EXERCISE REQUIREMENTS: Scan the records for the string "entriegelt"; copy each line where it occurs.

INPUT MATERIAL:
------------------------------------------------------------------------

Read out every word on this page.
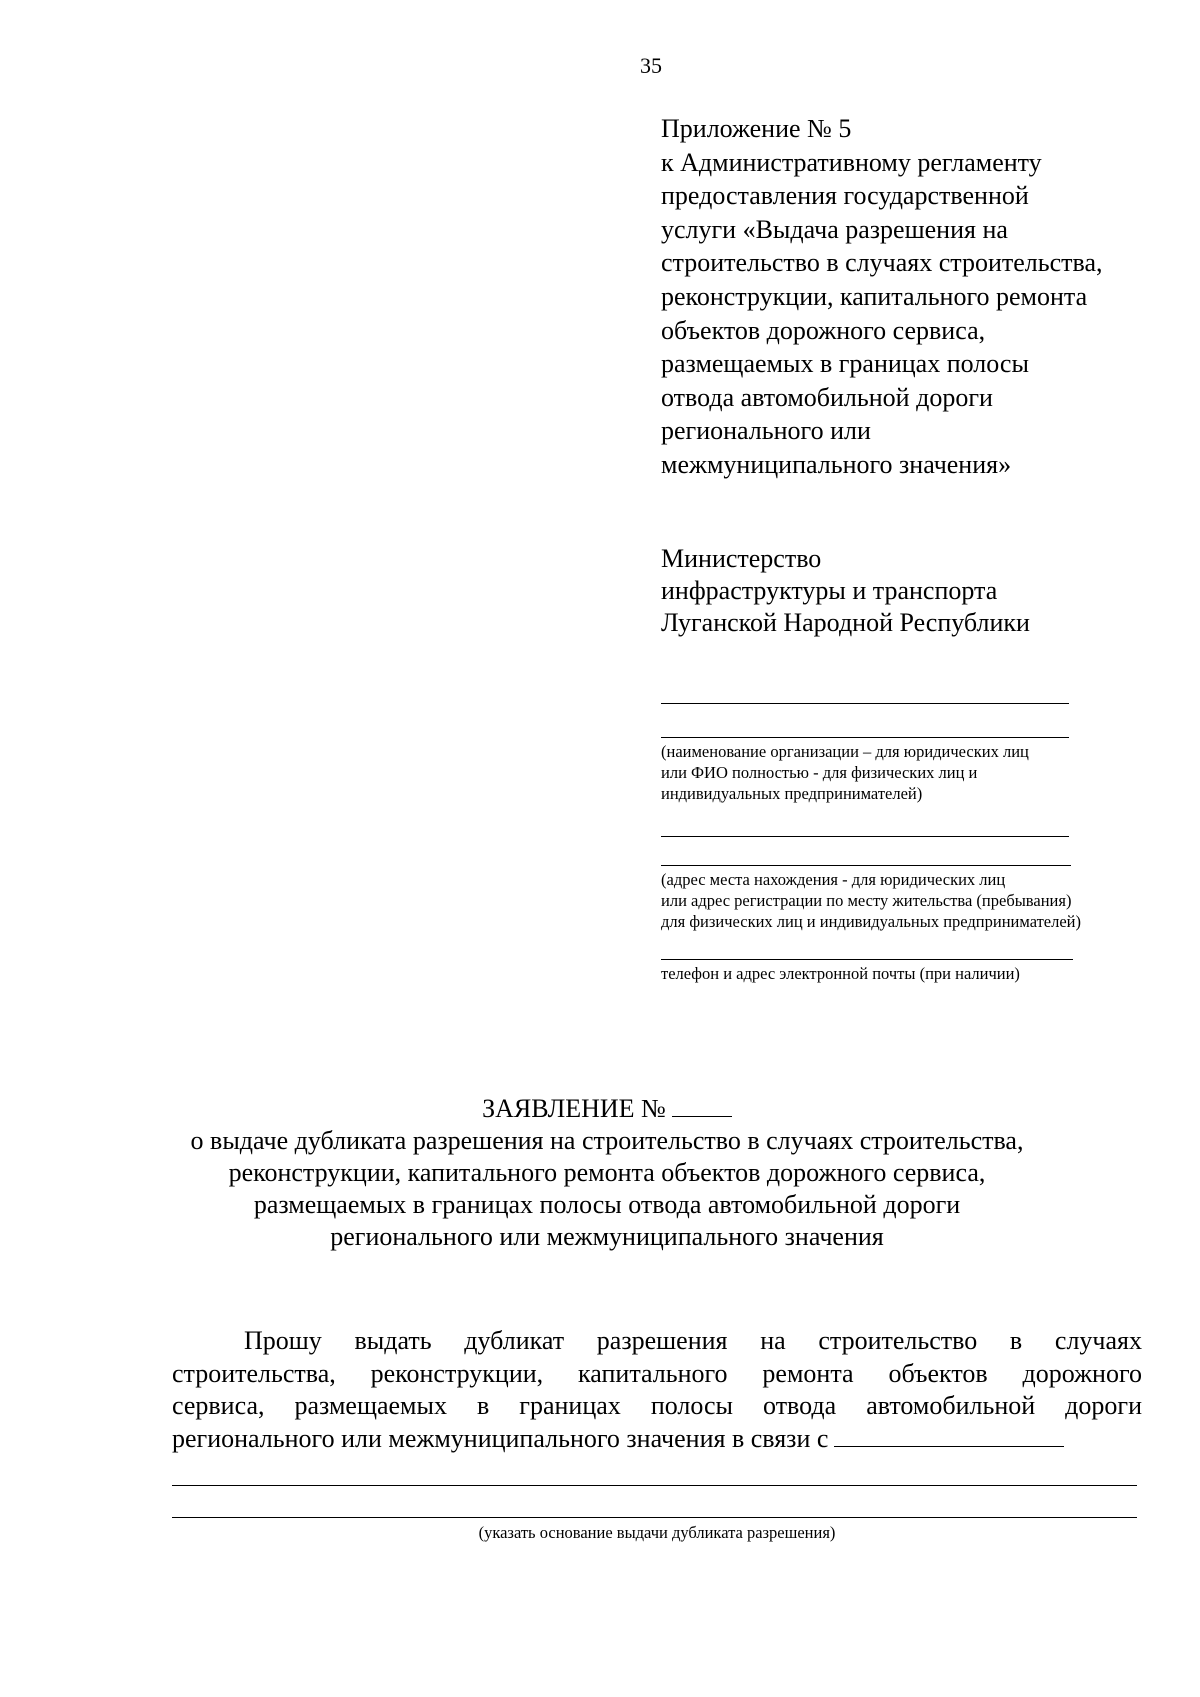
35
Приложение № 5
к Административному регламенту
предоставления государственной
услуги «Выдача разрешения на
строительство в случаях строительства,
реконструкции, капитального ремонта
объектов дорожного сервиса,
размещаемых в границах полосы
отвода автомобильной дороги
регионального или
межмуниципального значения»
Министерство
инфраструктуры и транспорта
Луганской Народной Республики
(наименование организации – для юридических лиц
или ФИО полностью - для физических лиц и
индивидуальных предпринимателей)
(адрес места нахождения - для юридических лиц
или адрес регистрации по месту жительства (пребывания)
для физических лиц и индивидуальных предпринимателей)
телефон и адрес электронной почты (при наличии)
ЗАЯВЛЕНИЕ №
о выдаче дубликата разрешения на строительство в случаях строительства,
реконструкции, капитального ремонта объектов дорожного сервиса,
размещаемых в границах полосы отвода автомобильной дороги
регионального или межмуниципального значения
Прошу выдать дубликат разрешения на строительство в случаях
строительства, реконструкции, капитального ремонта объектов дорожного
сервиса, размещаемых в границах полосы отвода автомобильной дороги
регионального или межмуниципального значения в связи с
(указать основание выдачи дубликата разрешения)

------------------------------------------------------------------------

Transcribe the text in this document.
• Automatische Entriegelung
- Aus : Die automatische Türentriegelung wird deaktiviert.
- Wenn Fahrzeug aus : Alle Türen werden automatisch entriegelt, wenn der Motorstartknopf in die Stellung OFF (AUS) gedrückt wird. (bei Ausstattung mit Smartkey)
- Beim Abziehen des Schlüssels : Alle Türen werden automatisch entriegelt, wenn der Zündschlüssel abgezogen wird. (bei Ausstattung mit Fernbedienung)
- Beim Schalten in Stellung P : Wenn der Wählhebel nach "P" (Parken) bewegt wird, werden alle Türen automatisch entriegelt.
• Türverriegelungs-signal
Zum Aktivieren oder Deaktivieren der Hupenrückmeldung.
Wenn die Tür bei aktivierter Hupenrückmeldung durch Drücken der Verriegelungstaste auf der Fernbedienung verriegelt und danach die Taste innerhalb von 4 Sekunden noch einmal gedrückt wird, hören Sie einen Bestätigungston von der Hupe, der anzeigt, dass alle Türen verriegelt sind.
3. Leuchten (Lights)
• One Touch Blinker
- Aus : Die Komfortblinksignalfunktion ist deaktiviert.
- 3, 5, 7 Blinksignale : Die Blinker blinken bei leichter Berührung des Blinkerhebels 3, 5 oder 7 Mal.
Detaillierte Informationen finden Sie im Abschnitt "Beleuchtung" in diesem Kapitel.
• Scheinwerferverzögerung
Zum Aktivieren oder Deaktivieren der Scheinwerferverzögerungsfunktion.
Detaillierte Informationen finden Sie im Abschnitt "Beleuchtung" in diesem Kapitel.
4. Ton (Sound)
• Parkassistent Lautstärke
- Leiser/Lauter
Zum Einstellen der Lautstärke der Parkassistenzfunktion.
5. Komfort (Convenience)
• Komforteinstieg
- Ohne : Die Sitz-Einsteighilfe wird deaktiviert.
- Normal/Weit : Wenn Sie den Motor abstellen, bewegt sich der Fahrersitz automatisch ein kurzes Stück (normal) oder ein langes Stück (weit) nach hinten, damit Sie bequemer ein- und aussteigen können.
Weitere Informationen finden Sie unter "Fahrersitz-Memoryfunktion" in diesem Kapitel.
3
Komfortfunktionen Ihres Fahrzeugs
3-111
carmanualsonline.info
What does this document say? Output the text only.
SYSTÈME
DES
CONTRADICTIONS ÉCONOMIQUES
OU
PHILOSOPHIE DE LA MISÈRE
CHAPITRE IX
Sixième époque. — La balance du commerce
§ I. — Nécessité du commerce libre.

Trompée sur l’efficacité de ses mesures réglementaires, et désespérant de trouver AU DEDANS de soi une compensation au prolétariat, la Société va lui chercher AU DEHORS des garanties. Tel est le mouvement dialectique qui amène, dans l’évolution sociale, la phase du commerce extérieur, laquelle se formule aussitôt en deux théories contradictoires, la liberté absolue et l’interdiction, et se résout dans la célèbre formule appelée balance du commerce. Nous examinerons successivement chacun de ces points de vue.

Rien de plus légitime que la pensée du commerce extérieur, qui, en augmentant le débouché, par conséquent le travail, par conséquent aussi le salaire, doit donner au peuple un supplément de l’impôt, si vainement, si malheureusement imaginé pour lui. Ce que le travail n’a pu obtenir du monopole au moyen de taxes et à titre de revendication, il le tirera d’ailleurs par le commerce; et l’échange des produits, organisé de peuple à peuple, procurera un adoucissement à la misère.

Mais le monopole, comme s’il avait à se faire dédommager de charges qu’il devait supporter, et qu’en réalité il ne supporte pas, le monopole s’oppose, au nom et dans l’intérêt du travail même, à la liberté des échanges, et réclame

------------------------------------------------------------------------

THE RESULT:
- Wenn Fahrzeug aus : Alle Türen werden automatisch entriegelt, wenn der Motorstartknopf in die Stellung OFF (AUS) gedrückt wird. (bei Ausstattung mit Smartkey)
- Beim Abziehen des Schlüssels : Alle Türen werden automatisch entriegelt, wenn der Zündschlüssel abgezogen wird. (bei Ausstattung mit Fernbedienung)
- Beim Schalten in Stellung P : Wenn der Wählhebel nach "P" (Parken) bewegt wird, werden alle Türen automatisch entriegelt.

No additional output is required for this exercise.